_TASK STATEMENT_
The entries below should be given again exactly, minus their pictures.

-- begin RAW RECORDS --

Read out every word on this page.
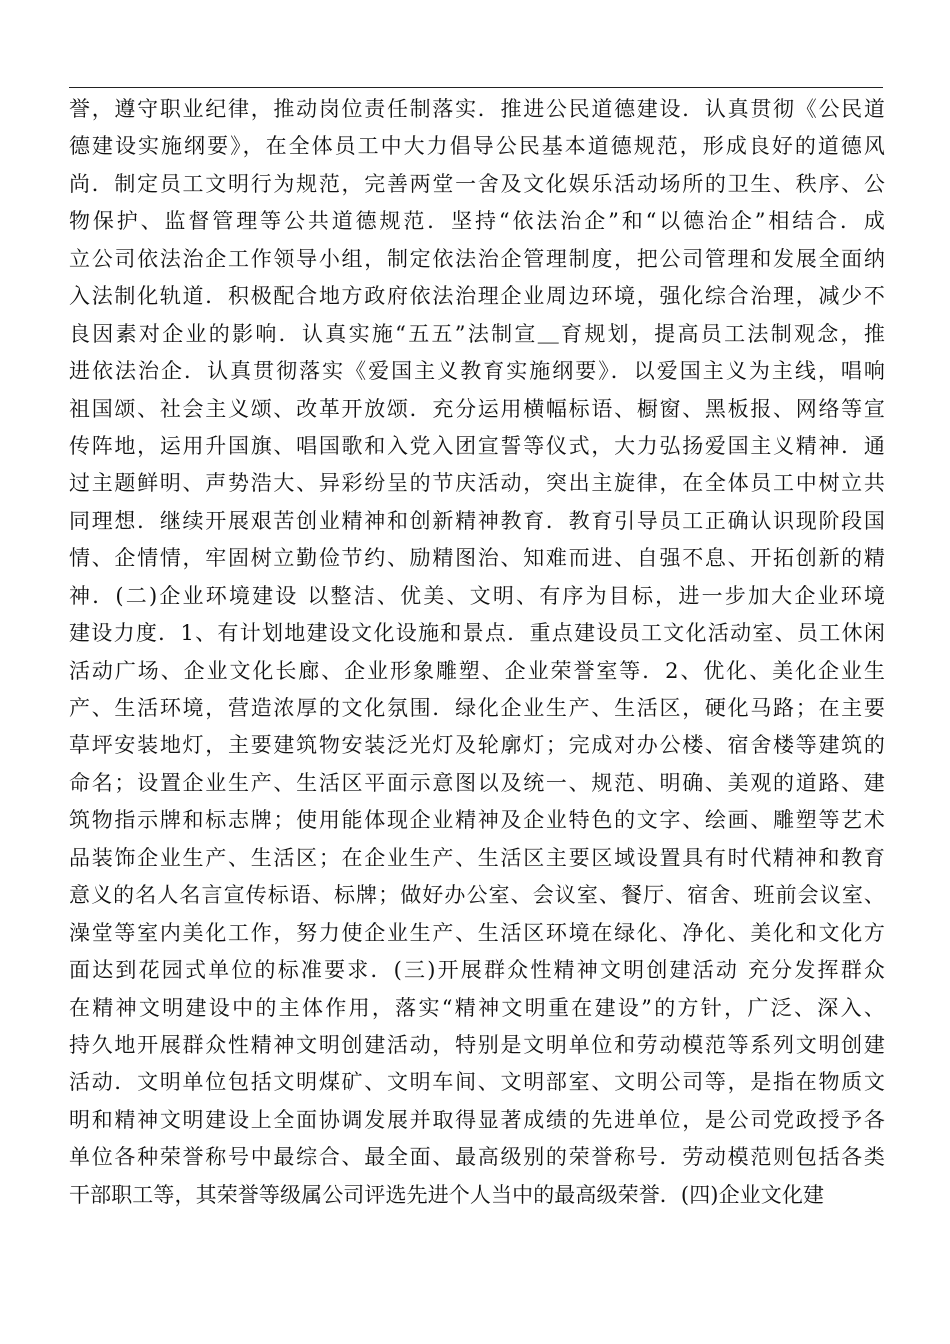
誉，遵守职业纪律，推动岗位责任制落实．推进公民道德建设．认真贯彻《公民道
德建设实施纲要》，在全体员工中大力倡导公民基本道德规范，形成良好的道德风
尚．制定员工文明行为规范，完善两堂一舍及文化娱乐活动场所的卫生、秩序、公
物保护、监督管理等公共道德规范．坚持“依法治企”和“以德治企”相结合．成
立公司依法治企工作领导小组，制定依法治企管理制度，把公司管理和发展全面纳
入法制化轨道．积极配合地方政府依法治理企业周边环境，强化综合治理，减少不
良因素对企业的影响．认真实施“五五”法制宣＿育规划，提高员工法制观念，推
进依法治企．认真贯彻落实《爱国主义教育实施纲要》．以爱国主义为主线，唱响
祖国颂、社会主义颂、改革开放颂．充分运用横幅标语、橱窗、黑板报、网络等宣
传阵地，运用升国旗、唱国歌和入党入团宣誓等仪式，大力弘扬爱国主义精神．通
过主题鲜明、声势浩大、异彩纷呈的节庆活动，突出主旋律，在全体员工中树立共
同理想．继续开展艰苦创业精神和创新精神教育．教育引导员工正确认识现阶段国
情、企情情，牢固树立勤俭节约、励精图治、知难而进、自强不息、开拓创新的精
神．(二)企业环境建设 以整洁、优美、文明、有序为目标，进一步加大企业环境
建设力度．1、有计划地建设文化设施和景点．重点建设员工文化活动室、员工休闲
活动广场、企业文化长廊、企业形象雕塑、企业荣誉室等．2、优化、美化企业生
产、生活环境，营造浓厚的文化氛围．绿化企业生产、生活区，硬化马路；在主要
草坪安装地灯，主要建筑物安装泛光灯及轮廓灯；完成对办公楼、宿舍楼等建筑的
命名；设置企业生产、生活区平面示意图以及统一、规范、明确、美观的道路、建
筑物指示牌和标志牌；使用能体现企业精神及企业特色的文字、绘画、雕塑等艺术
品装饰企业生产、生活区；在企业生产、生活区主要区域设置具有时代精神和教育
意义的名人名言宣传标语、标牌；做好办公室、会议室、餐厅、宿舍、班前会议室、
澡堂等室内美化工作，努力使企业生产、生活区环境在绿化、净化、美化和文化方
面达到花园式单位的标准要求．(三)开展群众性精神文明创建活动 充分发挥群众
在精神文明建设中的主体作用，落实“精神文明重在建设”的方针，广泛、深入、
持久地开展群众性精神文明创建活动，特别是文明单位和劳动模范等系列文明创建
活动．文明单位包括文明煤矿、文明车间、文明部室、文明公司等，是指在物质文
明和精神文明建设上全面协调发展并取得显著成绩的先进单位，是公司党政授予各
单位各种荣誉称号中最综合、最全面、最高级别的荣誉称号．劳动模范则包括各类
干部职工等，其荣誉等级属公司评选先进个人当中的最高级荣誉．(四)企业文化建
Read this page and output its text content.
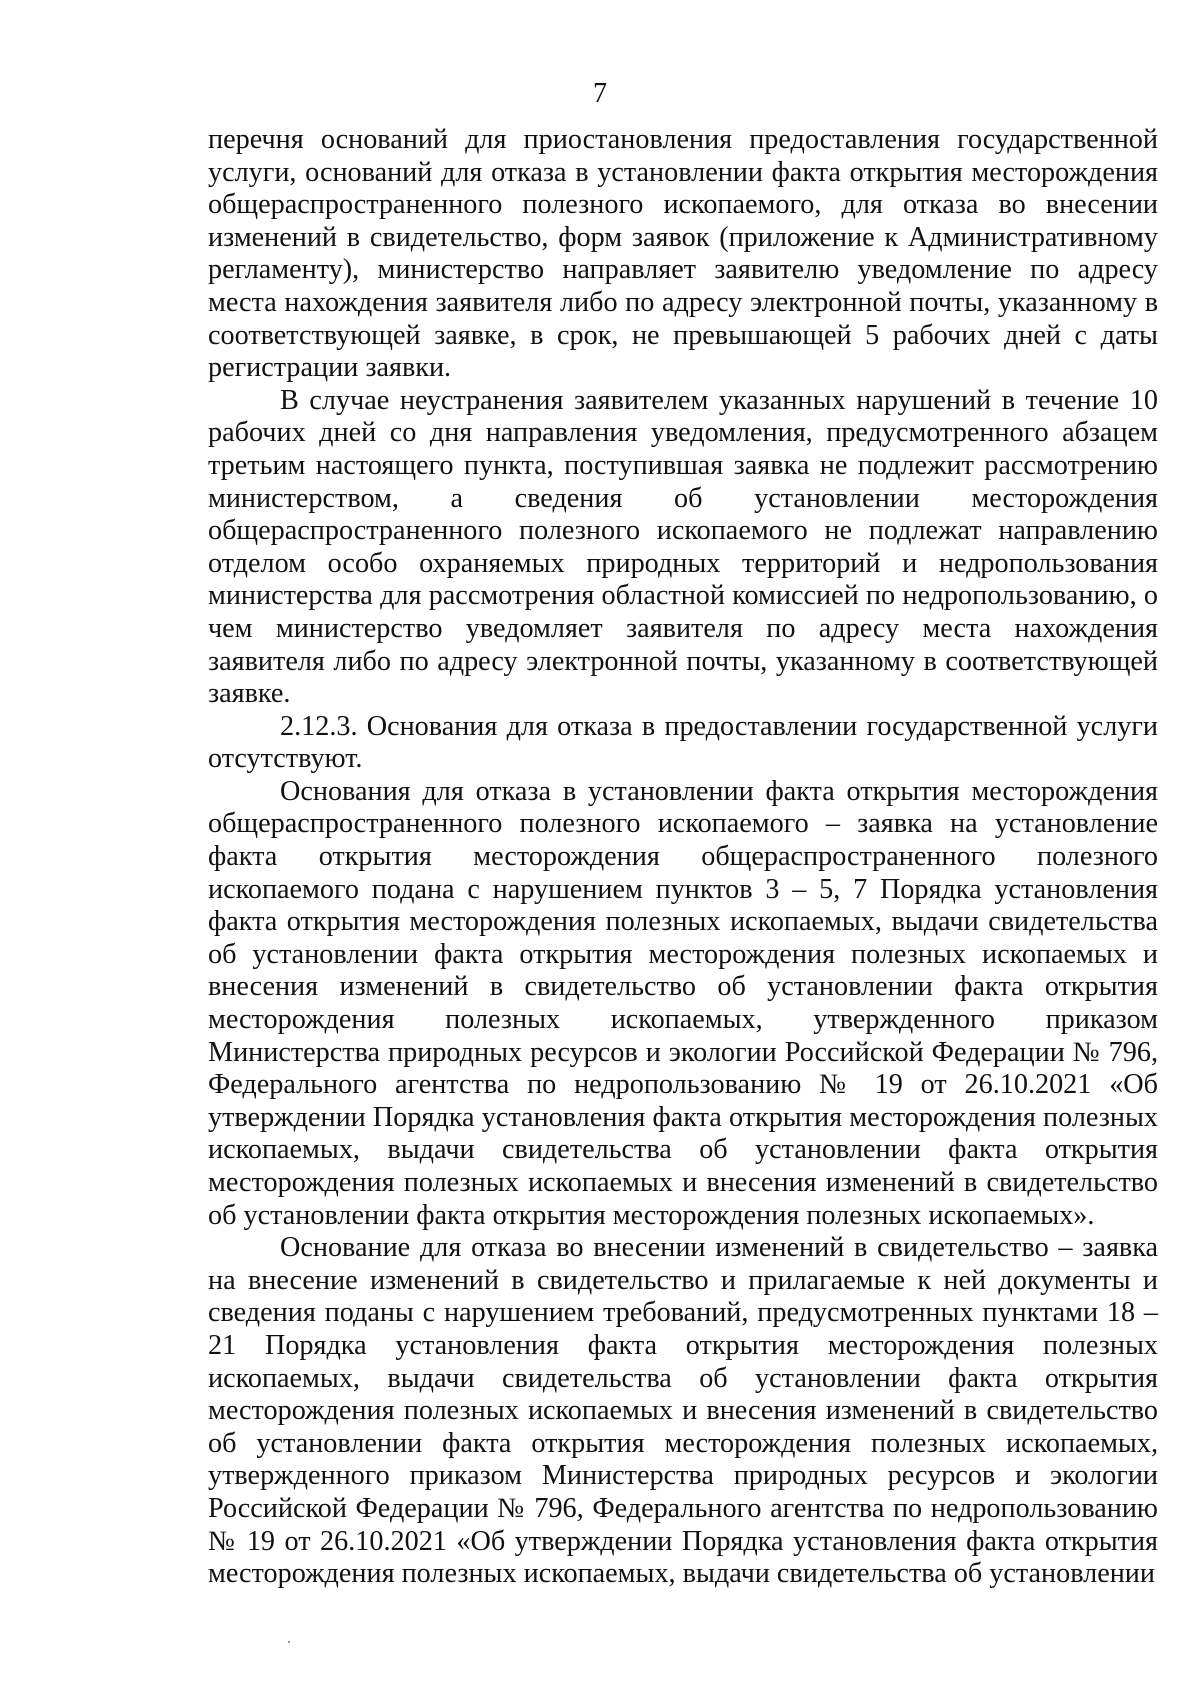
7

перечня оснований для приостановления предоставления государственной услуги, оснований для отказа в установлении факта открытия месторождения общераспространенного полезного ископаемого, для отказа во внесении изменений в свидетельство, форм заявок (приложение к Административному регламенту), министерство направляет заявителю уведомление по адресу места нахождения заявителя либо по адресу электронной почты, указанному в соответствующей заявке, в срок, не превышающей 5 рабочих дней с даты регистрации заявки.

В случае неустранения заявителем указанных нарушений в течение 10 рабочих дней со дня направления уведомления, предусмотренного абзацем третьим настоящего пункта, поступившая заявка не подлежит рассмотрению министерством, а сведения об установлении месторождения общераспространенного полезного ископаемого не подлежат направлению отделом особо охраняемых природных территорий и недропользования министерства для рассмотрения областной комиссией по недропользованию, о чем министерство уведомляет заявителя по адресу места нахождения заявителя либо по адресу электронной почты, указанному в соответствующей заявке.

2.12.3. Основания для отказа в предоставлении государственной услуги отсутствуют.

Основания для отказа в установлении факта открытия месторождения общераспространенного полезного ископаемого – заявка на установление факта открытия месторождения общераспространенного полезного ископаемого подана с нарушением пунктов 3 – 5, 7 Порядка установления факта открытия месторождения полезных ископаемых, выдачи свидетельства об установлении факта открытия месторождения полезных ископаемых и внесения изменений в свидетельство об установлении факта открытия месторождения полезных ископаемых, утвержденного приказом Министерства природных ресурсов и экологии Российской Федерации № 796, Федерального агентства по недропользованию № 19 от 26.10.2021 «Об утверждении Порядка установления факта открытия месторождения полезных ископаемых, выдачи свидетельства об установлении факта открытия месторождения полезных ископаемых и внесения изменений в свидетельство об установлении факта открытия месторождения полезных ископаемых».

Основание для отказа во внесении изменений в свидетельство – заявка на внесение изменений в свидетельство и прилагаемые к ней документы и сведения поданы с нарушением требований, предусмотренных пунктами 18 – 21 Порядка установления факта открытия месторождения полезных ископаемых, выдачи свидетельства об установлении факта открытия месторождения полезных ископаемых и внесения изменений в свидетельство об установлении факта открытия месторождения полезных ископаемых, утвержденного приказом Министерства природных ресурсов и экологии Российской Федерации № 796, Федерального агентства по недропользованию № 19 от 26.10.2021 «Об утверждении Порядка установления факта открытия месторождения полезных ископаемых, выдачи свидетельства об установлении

-- end RAW RECORDS --

_ANSWER FOR THIS EXERCISE_
Read out every word on this page.
誉，遵守职业纪律，推动岗位责任制落实．推进公民道德建设．认真贯彻《公民道
德建设实施纲要》，在全体员工中大力倡导公民基本道德规范，形成良好的道德风
尚．制定员工文明行为规范，完善两堂一舍及文化娱乐活动场所的卫生、秩序、公
物保护、监督管理等公共道德规范．坚持“依法治企”和“以德治企”相结合．成
立公司依法治企工作领导小组，制定依法治企管理制度，把公司管理和发展全面纳
入法制化轨道．积极配合地方政府依法治理企业周边环境，强化综合治理，减少不
良因素对企业的影响．认真实施“五五”法制宣＿育规划，提高员工法制观念，推
进依法治企．认真贯彻落实《爱国主义教育实施纲要》．以爱国主义为主线，唱响
祖国颂、社会主义颂、改革开放颂．充分运用横幅标语、橱窗、黑板报、网络等宣
传阵地，运用升国旗、唱国歌和入党入团宣誓等仪式，大力弘扬爱国主义精神．通
过主题鲜明、声势浩大、异彩纷呈的节庆活动，突出主旋律，在全体员工中树立共
同理想．继续开展艰苦创业精神和创新精神教育．教育引导员工正确认识现阶段国
情、企情情，牢固树立勤俭节约、励精图治、知难而进、自强不息、开拓创新的精
神．(二)企业环境建设 以整洁、优美、文明、有序为目标，进一步加大企业环境
建设力度．1、有计划地建设文化设施和景点．重点建设员工文化活动室、员工休闲
活动广场、企业文化长廊、企业形象雕塑、企业荣誉室等．2、优化、美化企业生
产、生活环境，营造浓厚的文化氛围．绿化企业生产、生活区，硬化马路；在主要
草坪安装地灯，主要建筑物安装泛光灯及轮廓灯；完成对办公楼、宿舍楼等建筑的
命名；设置企业生产、生活区平面示意图以及统一、规范、明确、美观的道路、建
筑物指示牌和标志牌；使用能体现企业精神及企业特色的文字、绘画、雕塑等艺术
品装饰企业生产、生活区；在企业生产、生活区主要区域设置具有时代精神和教育
意义的名人名言宣传标语、标牌；做好办公室、会议室、餐厅、宿舍、班前会议室、
澡堂等室内美化工作，努力使企业生产、生活区环境在绿化、净化、美化和文化方
面达到花园式单位的标准要求．(三)开展群众性精神文明创建活动 充分发挥群众
在精神文明建设中的主体作用，落实“精神文明重在建设”的方针，广泛、深入、
持久地开展群众性精神文明创建活动，特别是文明单位和劳动模范等系列文明创建
活动．文明单位包括文明煤矿、文明车间、文明部室、文明公司等，是指在物质文
明和精神文明建设上全面协调发展并取得显著成绩的先进单位，是公司党政授予各
单位各种荣誉称号中最综合、最全面、最高级别的荣誉称号．劳动模范则包括各类
干部职工等，其荣誉等级属公司评选先进个人当中的最高级荣誉．(四)企业文化建
Read this page and output its text content.
7

перечня оснований для приостановления предоставления государственной услуги, оснований для отказа в установлении факта открытия месторождения общераспространенного полезного ископаемого, для отказа во внесении изменений в свидетельство, форм заявок (приложение к Административному регламенту), министерство направляет заявителю уведомление по адресу места нахождения заявителя либо по адресу электронной почты, указанному в соответствующей заявке, в срок, не превышающей 5 рабочих дней с даты регистрации заявки.

В случае неустранения заявителем указанных нарушений в течение 10 рабочих дней со дня направления уведомления, предусмотренного абзацем третьим настоящего пункта, поступившая заявка не подлежит рассмотрению министерством, а сведения об установлении месторождения общераспространенного полезного ископаемого не подлежат направлению отделом особо охраняемых природных территорий и недропользования министерства для рассмотрения областной комиссией по недропользованию, о чем министерство уведомляет заявителя по адресу места нахождения заявителя либо по адресу электронной почты, указанному в соответствующей заявке.

2.12.3. Основания для отказа в предоставлении государственной услуги отсутствуют.

Основания для отказа в установлении факта открытия месторождения общераспространенного полезного ископаемого – заявка на установление факта открытия месторождения общераспространенного полезного ископаемого подана с нарушением пунктов 3 – 5, 7 Порядка установления факта открытия месторождения полезных ископаемых, выдачи свидетельства об установлении факта открытия месторождения полезных ископаемых и внесения изменений в свидетельство об установлении факта открытия месторождения полезных ископаемых, утвержденного приказом Министерства природных ресурсов и экологии Российской Федерации № 796, Федерального агентства по недропользованию № 19 от 26.10.2021 «Об утверждении Порядка установления факта открытия месторождения полезных ископаемых, выдачи свидетельства об установлении факта открытия месторождения полезных ископаемых и внесения изменений в свидетельство об установлении факта открытия месторождения полезных ископаемых».

Основание для отказа во внесении изменений в свидетельство – заявка на внесение изменений в свидетельство и прилагаемые к ней документы и сведения поданы с нарушением требований, предусмотренных пунктами 18 – 21 Порядка установления факта открытия месторождения полезных ископаемых, выдачи свидетельства об установлении факта открытия месторождения полезных ископаемых и внесения изменений в свидетельство об установлении факта открытия месторождения полезных ископаемых, утвержденного приказом Министерства природных ресурсов и экологии Российской Федерации № 796, Федерального агентства по недропользованию № 19 от 26.10.2021 «Об утверждении Порядка установления факта открытия месторождения полезных ископаемых, выдачи свидетельства об установлении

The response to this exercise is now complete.